-- begin INPUT ROWS --

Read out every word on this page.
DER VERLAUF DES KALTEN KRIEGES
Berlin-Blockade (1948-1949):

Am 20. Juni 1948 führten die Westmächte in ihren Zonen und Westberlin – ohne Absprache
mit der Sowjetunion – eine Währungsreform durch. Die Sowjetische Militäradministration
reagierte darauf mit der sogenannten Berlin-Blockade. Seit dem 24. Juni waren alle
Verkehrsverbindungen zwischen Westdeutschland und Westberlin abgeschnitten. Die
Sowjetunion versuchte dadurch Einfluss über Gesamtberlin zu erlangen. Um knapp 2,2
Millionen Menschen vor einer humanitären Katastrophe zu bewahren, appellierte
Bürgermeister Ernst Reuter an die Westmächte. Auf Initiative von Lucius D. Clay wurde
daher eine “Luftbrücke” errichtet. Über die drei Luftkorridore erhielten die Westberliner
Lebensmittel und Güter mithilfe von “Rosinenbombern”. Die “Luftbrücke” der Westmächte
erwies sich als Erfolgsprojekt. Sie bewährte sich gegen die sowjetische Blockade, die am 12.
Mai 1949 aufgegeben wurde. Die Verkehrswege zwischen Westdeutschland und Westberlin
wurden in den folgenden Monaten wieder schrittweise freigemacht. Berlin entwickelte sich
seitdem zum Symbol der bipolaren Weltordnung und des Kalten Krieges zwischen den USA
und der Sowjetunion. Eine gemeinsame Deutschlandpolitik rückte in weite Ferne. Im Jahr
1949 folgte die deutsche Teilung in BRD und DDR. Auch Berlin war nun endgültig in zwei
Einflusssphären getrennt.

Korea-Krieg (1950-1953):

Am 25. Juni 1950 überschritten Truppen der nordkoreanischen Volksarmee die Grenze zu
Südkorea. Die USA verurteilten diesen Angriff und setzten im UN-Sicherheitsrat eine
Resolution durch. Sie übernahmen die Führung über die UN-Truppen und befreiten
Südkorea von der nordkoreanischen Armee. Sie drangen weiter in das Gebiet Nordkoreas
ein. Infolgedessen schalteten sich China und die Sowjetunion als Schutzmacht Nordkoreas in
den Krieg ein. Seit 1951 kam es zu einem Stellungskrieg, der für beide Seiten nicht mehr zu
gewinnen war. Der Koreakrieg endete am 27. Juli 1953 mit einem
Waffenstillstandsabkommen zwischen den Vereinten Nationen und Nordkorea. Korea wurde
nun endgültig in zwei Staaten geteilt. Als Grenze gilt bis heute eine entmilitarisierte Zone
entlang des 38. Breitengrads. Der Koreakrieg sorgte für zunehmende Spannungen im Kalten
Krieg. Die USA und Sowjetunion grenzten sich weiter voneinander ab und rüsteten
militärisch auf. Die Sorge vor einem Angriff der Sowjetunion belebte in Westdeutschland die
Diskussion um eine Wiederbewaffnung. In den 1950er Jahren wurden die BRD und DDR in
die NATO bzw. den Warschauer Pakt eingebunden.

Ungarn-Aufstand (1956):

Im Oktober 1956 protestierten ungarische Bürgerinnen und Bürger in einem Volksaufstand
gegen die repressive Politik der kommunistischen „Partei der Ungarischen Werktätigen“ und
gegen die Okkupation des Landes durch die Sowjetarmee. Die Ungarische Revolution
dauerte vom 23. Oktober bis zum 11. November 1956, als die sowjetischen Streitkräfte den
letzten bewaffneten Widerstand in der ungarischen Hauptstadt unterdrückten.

-- end INPUT ROWS --

» **AIM**
Retype the listing above in full, with no alterations.

» **TASK OUTPUT**
Read out every word on this page.
DER VERLAUF DES KALTEN KRIEGES
Berlin-Blockade (1948-1949):

Am 20. Juni 1948 führten die Westmächte in ihren Zonen und Westberlin – ohne Absprache
mit der Sowjetunion – eine Währungsreform durch. Die Sowjetische Militäradministration
reagierte darauf mit der sogenannten Berlin-Blockade. Seit dem 24. Juni waren alle
Verkehrsverbindungen zwischen Westdeutschland und Westberlin abgeschnitten. Die
Sowjetunion versuchte dadurch Einfluss über Gesamtberlin zu erlangen. Um knapp 2,2
Millionen Menschen vor einer humanitären Katastrophe zu bewahren, appellierte
Bürgermeister Ernst Reuter an die Westmächte. Auf Initiative von Lucius D. Clay wurde
daher eine “Luftbrücke” errichtet. Über die drei Luftkorridore erhielten die Westberliner
Lebensmittel und Güter mithilfe von “Rosinenbombern”. Die “Luftbrücke” der Westmächte
erwies sich als Erfolgsprojekt. Sie bewährte sich gegen die sowjetische Blockade, die am 12.
Mai 1949 aufgegeben wurde. Die Verkehrswege zwischen Westdeutschland und Westberlin
wurden in den folgenden Monaten wieder schrittweise freigemacht. Berlin entwickelte sich
seitdem zum Symbol der bipolaren Weltordnung und des Kalten Krieges zwischen den USA
und der Sowjetunion. Eine gemeinsame Deutschlandpolitik rückte in weite Ferne. Im Jahr
1949 folgte die deutsche Teilung in BRD und DDR. Auch Berlin war nun endgültig in zwei
Einflusssphären getrennt.

Korea-Krieg (1950-1953):

Am 25. Juni 1950 überschritten Truppen der nordkoreanischen Volksarmee die Grenze zu
Südkorea. Die USA verurteilten diesen Angriff und setzten im UN-Sicherheitsrat eine
Resolution durch. Sie übernahmen die Führung über die UN-Truppen und befreiten
Südkorea von der nordkoreanischen Armee. Sie drangen weiter in das Gebiet Nordkoreas
ein. Infolgedessen schalteten sich China und die Sowjetunion als Schutzmacht Nordkoreas in
den Krieg ein. Seit 1951 kam es zu einem Stellungskrieg, der für beide Seiten nicht mehr zu
gewinnen war. Der Koreakrieg endete am 27. Juli 1953 mit einem
Waffenstillstandsabkommen zwischen den Vereinten Nationen und Nordkorea. Korea wurde
nun endgültig in zwei Staaten geteilt. Als Grenze gilt bis heute eine entmilitarisierte Zone
entlang des 38. Breitengrads. Der Koreakrieg sorgte für zunehmende Spannungen im Kalten
Krieg. Die USA und Sowjetunion grenzten sich weiter voneinander ab und rüsteten
militärisch auf. Die Sorge vor einem Angriff der Sowjetunion belebte in Westdeutschland die
Diskussion um eine Wiederbewaffnung. In den 1950er Jahren wurden die BRD und DDR in
die NATO bzw. den Warschauer Pakt eingebunden.

Ungarn-Aufstand (1956):

Im Oktober 1956 protestierten ungarische Bürgerinnen und Bürger in einem Volksaufstand
gegen die repressive Politik der kommunistischen „Partei der Ungarischen Werktätigen“ und
gegen die Okkupation des Landes durch die Sowjetarmee. Die Ungarische Revolution
dauerte vom 23. Oktober bis zum 11. November 1956, als die sowjetischen Streitkräfte den
letzten bewaffneten Widerstand in der ungarischen Hauptstadt unterdrückten.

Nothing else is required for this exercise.